**Your goal:** Determine the count of lines holding the string "produce". Return only the number.

(Data entries)
•••••

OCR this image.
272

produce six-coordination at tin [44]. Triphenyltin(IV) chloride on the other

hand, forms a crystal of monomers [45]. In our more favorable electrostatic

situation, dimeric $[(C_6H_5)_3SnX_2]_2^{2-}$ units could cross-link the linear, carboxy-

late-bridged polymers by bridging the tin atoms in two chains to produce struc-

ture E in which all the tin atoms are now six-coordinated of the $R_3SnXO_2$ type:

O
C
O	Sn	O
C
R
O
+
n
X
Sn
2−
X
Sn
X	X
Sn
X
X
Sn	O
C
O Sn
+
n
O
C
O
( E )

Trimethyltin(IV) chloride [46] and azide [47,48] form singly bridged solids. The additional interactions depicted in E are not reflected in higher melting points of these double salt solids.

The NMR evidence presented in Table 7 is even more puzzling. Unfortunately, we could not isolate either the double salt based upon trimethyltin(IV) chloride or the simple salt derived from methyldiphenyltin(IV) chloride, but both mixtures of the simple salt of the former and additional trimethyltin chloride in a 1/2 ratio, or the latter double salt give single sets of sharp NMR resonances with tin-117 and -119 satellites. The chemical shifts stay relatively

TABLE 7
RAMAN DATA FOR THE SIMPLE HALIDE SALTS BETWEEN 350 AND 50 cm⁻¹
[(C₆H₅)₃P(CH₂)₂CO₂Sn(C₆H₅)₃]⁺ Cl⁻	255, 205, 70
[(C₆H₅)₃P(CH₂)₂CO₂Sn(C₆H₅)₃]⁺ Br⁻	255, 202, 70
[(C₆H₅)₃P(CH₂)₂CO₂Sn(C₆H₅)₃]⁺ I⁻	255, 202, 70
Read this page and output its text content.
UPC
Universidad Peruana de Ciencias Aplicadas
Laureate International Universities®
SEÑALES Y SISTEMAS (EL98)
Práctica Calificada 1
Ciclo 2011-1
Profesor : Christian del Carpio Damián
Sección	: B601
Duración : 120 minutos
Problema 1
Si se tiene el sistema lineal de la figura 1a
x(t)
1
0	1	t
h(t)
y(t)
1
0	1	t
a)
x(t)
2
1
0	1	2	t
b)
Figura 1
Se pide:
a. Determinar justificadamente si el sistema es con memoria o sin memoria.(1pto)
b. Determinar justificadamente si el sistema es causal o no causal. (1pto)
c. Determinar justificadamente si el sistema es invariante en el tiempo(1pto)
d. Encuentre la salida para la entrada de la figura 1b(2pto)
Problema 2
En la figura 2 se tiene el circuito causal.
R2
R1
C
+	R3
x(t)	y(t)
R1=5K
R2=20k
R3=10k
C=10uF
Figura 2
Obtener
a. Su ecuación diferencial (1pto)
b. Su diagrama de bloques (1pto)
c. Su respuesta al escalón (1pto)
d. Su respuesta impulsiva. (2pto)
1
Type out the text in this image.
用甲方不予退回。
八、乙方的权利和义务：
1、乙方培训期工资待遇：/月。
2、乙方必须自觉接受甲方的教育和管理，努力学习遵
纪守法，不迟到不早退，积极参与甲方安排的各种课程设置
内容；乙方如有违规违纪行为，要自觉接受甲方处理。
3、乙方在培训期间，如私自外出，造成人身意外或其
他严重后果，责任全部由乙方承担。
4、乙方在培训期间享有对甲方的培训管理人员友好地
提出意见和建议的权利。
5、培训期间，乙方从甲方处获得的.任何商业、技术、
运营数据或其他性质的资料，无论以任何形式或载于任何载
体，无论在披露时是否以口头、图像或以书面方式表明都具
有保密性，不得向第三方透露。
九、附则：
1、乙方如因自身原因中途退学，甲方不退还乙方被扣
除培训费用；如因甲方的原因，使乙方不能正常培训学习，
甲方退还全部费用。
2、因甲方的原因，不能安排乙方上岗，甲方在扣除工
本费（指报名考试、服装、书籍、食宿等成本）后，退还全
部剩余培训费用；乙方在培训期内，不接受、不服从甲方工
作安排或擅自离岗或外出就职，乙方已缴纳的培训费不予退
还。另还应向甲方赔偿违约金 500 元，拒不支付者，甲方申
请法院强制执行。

•••••

**Exercise output:** 2